Output each entry exactly; skip nothing.

-------- DATA IN THIS EXERCISE --------

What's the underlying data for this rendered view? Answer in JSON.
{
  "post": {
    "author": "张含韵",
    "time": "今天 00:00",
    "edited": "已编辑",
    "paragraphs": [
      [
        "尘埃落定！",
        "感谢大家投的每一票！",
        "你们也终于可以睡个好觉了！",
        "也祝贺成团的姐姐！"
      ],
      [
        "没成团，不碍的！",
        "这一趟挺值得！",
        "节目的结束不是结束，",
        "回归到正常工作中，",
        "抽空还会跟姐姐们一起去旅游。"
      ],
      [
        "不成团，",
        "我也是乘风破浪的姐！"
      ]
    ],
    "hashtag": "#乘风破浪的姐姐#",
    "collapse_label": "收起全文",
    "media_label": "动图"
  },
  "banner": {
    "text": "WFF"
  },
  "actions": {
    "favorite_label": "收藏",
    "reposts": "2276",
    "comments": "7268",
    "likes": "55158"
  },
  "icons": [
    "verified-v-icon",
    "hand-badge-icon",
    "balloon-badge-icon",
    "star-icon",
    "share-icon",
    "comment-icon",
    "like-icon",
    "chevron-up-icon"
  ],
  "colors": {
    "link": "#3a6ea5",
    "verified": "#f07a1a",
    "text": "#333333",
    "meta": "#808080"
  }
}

--------

> _THE SOLUTION_:
What's the underlying data for this rendered view? Answer in JSON.
{
  "post": {
    "author": "张含韵",
    "time": "今天 00:00",
    "edited": "已编辑",
    "paragraphs": [
      [
        "尘埃落定！",
        "感谢大家投的每一票！",
        "你们也终于可以睡个好觉了！",
        "也祝贺成团的姐姐！"
      ],
      [
        "没成团，不碍的！",
        "这一趟挺值得！",
        "节目的结束不是结束，",
        "回归到正常工作中，",
        "抽空还会跟姐姐们一起去旅游。"
      ],
      [
        "不成团，",
        "我也是乘风破浪的姐！"
      ]
    ],
    "hashtag": "#乘风破浪的姐姐#",
    "collapse_label": "收起全文",
    "media_label": "动图"
  },
  "banner": {
    "text": "WFF"
  },
  "actions": {
    "favorite_label": "收藏",
    "reposts": "2276",
    "comments": "7268",
    "likes": "55158"
  },
  "icons": [
    "verified-v-icon",
    "hand-badge-icon",
    "balloon-badge-icon",
    "star-icon",
    "share-icon",
    "comment-icon",
    "like-icon",
    "chevron-up-icon"
  ],
  "colors": {
    "link": "#3a6ea5",
    "verified": "#f07a1a",
    "text": "#333333",
    "meta": "#808080"
  }
}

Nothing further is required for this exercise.